What is needed
Print the listing in its entirety and exactly, leaving out images.

Data records
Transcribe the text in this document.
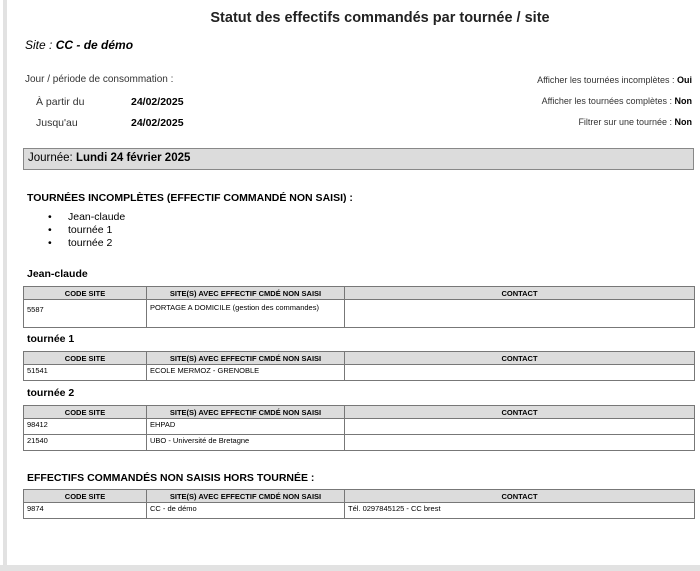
Statut des effectifs commandés par tournée / site
Site : CC - de démo
Jour / période de consommation :
À partir du	24/02/2025
Jusqu'au	24/02/2025
Afficher les tournées incomplètes : Oui
Afficher les tournées complètes : Non
Filtrer sur une tournée : Non
Journée: Lundi 24 février 2025
TOURNÉES INCOMPLÈTES (EFFECTIF COMMANDÉ NON SAISI) :
• Jean-claude
• tournée 1
• tournée 2
Jean-claude
CODE SITE	SITE(S) AVEC EFFECTIF CMDÉ NON SAISI	CONTACT
5587	PORTAGE A DOMICILE (gestion des commandes)	
tournée 1
CODE SITE	SITE(S) AVEC EFFECTIF CMDÉ NON SAISI	CONTACT
51541	ECOLE MERMOZ - GRENOBLE	
tournée 2
CODE SITE	SITE(S) AVEC EFFECTIF CMDÉ NON SAISI	CONTACT
98412	EHPAD	
21540	UBO - Université de Bretagne	
EFFECTIFS COMMANDÉS NON SAISIS HORS TOURNÉE :
CODE SITE	SITE(S) AVEC EFFECTIF CMDÉ NON SAISI	CONTACT
9874	CC - de démo	Tél. 0297845125 - CC brest
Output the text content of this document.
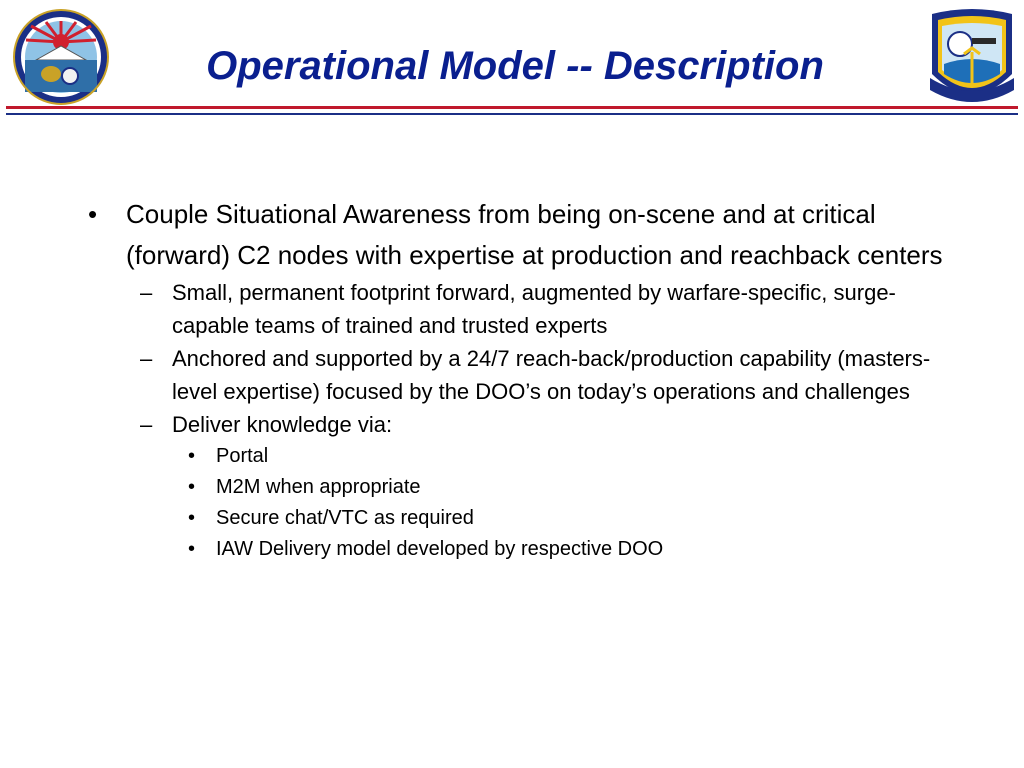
Operational Model -- Description
• Couple Situational Awareness from being on-scene and at critical (forward) C2 nodes with expertise at production and reachback centers
– Small, permanent footprint forward, augmented by warfare-specific, surge-capable teams of trained and trusted experts
– Anchored and supported by a 24/7 reach-back/production capability (masters-level expertise) focused by the DOO’s on today’s operations and challenges
– Deliver knowledge via:
• Portal
• M2M when appropriate
• Secure chat/VTC as required
• IAW Delivery model developed by respective DOO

Right answer
Transcribe the text in this document.
Statut des effectifs commandés par tournée / site
Site : CC - de démo
Jour / période de consommation :
À partir du	24/02/2025
Jusqu'au	24/02/2025
Afficher les tournées incomplètes : Oui
Afficher les tournées complètes : Non
Filtrer sur une tournée : Non
Journée: Lundi 24 février 2025
TOURNÉES INCOMPLÈTES (EFFECTIF COMMANDÉ NON SAISI) :
• Jean-claude
• tournée 1
• tournée 2
Jean-claude
CODE SITE	SITE(S) AVEC EFFECTIF CMDÉ NON SAISI	CONTACT
5587	PORTAGE A DOMICILE (gestion des commandes)	
tournée 1
CODE SITE	SITE(S) AVEC EFFECTIF CMDÉ NON SAISI	CONTACT
51541	ECOLE MERMOZ - GRENOBLE	
tournée 2
CODE SITE	SITE(S) AVEC EFFECTIF CMDÉ NON SAISI	CONTACT
98412	EHPAD	
21540	UBO - Université de Bretagne	
EFFECTIFS COMMANDÉS NON SAISIS HORS TOURNÉE :
CODE SITE	SITE(S) AVEC EFFECTIF CMDÉ NON SAISI	CONTACT
9874	CC - de démo	Tél. 0297845125 - CC brest
Output the text content of this document.
Operational Model -- Description
• Couple Situational Awareness from being on-scene and at critical (forward) C2 nodes with expertise at production and reachback centers
– Small, permanent footprint forward, augmented by warfare-specific, surge-capable teams of trained and trusted experts
– Anchored and supported by a 24/7 reach-back/production capability (masters-level expertise) focused by the DOO’s on today’s operations and challenges
– Deliver knowledge via:
• Portal
• M2M when appropriate
• Secure chat/VTC as required
• IAW Delivery model developed by respective DOO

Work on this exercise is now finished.